DATA SHOWN:
* START *
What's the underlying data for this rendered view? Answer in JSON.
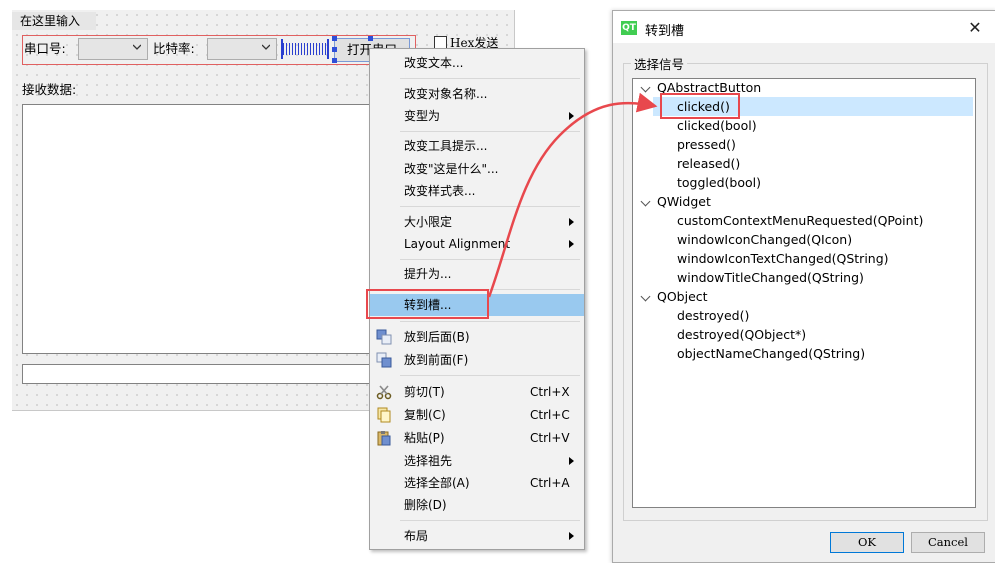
{
  "form": {
    "menu_input": "在这里输入",
    "port_label": "串口号:",
    "baud_label": "比特率:",
    "open_button": "打开串口",
    "hex_send": "Hex发送",
    "recv_label": "接收数据:"
  },
  "context_menu": {
    "items": [
      {
        "label": "改变文本..."
      },
      {
        "label": "改变对象名称..."
      },
      {
        "label": "变型为"
      },
      {
        "label": "改变工具提示..."
      },
      {
        "label": "改变\"这是什么\"..."
      },
      {
        "label": "改变样式表..."
      },
      {
        "label": "大小限定"
      },
      {
        "label": "Layout Alignment"
      },
      {
        "label": "提升为..."
      },
      {
        "label": "转到槽..."
      },
      {
        "label": "放到后面(B)"
      },
      {
        "label": "放到前面(F)"
      },
      {
        "label": "剪切(T)",
        "shortcut": "Ctrl+X"
      },
      {
        "label": "复制(C)",
        "shortcut": "Ctrl+C"
      },
      {
        "label": "粘贴(P)",
        "shortcut": "Ctrl+V"
      },
      {
        "label": "选择祖先"
      },
      {
        "label": "选择全部(A)",
        "shortcut": "Ctrl+A"
      },
      {
        "label": "删除(D)"
      },
      {
        "label": "布局"
      }
    ]
  },
  "dialog": {
    "icon_text": "QT",
    "title": "转到槽",
    "group_title": "选择信号",
    "tree": {
      "groups": [
        {
          "name": "QAbstractButton",
          "signals": [
            "clicked()",
            "clicked(bool)",
            "pressed()",
            "released()",
            "toggled(bool)"
          ]
        },
        {
          "name": "QWidget",
          "signals": [
            "customContextMenuRequested(QPoint)",
            "windowIconChanged(QIcon)",
            "windowIconTextChanged(QString)",
            "windowTitleChanged(QString)"
          ]
        },
        {
          "name": "QObject",
          "signals": [
            "destroyed()",
            "destroyed(QObject*)",
            "objectNameChanged(QString)"
          ]
        }
      ]
    },
    "ok": "OK",
    "cancel": "Cancel"
  },
  "colors": {
    "highlight": "#99c9ef",
    "selection": "#cce8ff",
    "annotation": "#e8484d",
    "qt_green": "#41cd52"
  }
}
* END *
EXERCISE DIRECTIONS:
From the records above, work out how many lines contain the string "QString". Give only the number.

COMPLETE OUTPUT:
3